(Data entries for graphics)
╔══
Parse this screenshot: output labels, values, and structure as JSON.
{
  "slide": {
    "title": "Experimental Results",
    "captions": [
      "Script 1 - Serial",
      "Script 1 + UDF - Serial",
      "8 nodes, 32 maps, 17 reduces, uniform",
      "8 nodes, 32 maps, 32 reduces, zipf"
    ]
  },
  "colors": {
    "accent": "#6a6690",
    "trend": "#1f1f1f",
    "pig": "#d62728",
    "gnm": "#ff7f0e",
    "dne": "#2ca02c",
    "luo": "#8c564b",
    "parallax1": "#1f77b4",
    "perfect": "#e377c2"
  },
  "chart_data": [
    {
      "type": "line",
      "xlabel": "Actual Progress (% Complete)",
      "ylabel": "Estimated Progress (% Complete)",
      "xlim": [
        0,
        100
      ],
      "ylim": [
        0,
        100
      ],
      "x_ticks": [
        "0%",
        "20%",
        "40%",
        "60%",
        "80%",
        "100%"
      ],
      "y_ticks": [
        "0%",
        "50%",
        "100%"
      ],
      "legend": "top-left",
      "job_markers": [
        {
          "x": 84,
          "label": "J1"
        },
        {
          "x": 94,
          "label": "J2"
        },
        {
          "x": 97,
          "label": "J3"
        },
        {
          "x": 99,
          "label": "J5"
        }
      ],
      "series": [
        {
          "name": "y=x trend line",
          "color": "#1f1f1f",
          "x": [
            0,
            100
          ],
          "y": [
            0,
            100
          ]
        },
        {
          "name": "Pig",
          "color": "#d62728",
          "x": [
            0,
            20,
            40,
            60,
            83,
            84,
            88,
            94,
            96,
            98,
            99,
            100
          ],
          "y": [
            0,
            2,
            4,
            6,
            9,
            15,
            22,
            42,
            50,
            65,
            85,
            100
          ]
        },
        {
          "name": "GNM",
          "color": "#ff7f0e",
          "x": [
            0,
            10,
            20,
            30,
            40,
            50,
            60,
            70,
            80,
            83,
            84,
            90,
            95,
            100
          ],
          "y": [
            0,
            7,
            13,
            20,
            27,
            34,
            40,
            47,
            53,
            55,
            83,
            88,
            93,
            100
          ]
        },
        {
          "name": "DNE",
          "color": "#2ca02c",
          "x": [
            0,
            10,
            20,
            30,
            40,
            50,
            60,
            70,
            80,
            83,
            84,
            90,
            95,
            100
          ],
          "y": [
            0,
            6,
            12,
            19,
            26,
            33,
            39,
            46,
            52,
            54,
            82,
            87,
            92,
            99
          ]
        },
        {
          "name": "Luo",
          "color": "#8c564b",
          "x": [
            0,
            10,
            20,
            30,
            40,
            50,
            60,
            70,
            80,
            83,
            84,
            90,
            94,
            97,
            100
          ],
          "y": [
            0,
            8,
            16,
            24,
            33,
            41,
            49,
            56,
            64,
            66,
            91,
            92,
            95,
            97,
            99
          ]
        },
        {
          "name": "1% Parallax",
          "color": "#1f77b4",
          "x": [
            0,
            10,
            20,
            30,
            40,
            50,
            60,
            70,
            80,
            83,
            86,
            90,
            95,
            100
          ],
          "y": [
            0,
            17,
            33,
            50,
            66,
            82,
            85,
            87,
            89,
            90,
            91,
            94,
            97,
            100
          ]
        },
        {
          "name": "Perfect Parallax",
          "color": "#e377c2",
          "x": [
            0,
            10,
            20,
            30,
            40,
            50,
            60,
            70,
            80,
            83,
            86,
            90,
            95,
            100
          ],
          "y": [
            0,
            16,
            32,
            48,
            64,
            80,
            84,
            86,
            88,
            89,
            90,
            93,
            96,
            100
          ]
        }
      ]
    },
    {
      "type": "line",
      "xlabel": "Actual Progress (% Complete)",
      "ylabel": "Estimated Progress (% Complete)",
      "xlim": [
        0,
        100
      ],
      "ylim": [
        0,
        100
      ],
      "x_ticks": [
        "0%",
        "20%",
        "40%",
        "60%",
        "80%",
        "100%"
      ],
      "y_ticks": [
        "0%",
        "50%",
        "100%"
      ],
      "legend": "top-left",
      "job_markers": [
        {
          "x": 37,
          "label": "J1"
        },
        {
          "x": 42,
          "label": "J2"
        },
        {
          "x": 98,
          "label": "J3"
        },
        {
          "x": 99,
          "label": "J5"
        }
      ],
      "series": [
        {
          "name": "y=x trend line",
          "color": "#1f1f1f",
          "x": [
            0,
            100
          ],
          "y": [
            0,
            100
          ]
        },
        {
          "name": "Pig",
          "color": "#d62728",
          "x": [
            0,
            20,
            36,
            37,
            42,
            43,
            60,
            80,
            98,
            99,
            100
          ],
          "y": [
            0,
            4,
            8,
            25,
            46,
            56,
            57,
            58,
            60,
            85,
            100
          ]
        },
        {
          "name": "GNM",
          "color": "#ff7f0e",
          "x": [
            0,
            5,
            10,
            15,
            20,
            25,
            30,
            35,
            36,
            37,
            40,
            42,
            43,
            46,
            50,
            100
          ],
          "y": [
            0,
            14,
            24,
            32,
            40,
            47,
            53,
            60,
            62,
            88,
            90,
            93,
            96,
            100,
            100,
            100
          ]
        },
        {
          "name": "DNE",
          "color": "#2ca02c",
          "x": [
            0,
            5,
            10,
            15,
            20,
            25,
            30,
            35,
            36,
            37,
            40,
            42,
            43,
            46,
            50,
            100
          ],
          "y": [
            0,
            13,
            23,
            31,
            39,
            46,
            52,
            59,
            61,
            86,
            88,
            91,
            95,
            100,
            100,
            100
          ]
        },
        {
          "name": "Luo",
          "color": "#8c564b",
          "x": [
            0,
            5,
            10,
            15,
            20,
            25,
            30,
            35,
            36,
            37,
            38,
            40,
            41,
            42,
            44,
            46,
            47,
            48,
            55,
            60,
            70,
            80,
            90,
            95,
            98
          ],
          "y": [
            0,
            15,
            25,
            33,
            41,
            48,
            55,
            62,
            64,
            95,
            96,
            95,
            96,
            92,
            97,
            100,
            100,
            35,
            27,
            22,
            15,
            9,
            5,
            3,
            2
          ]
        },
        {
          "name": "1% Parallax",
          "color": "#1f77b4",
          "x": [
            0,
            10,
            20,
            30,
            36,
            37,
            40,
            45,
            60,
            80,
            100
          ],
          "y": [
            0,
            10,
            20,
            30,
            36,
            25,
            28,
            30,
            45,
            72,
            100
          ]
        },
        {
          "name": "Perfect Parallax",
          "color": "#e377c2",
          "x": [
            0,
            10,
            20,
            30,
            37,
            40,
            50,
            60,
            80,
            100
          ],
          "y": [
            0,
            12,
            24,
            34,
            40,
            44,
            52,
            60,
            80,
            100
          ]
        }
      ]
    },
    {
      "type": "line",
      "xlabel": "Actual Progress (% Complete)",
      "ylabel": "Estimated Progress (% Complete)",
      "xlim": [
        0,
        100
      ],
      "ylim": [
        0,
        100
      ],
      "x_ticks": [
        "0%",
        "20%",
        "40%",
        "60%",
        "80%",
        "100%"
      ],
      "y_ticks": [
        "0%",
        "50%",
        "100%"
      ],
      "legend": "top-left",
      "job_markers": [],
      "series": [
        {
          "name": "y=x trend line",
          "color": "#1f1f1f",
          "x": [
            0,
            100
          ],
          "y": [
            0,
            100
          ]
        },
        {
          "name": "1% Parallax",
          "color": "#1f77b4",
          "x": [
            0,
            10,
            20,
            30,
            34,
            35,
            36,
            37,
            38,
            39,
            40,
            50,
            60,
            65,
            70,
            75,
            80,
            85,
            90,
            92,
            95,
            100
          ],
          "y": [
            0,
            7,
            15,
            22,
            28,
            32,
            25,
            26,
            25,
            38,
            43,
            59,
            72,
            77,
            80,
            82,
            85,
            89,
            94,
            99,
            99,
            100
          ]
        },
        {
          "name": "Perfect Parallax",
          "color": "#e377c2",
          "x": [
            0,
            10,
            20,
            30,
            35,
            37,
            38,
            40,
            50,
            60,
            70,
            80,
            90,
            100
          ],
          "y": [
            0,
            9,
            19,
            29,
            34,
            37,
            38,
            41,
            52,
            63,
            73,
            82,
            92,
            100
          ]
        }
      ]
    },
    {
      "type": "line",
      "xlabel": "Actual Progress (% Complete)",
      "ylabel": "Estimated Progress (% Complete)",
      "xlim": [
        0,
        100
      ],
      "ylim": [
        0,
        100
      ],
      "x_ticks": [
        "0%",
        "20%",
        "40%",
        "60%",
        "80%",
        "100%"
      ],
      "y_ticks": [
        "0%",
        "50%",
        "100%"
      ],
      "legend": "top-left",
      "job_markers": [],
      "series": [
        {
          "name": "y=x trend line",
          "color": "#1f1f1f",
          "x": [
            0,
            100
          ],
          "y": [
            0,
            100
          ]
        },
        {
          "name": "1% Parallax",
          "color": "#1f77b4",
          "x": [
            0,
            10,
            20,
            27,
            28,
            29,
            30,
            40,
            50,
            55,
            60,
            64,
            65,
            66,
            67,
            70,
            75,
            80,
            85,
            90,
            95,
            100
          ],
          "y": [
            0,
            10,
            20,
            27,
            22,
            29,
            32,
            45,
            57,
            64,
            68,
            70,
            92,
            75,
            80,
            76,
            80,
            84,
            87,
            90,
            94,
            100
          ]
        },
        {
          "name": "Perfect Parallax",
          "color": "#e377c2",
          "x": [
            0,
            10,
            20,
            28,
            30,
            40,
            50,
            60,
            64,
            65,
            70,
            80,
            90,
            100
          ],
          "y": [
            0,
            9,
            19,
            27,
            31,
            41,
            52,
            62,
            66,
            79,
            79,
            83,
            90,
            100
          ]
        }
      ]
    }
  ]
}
╚══
DIRECTIVE: From the records above, pick out and copy each line holding the word "reduces".

OUTPUT FOR THIS TASK:
      "8 nodes, 32 maps, 17 reduces, uniform",
      "8 nodes, 32 maps, 32 reduces, zipf"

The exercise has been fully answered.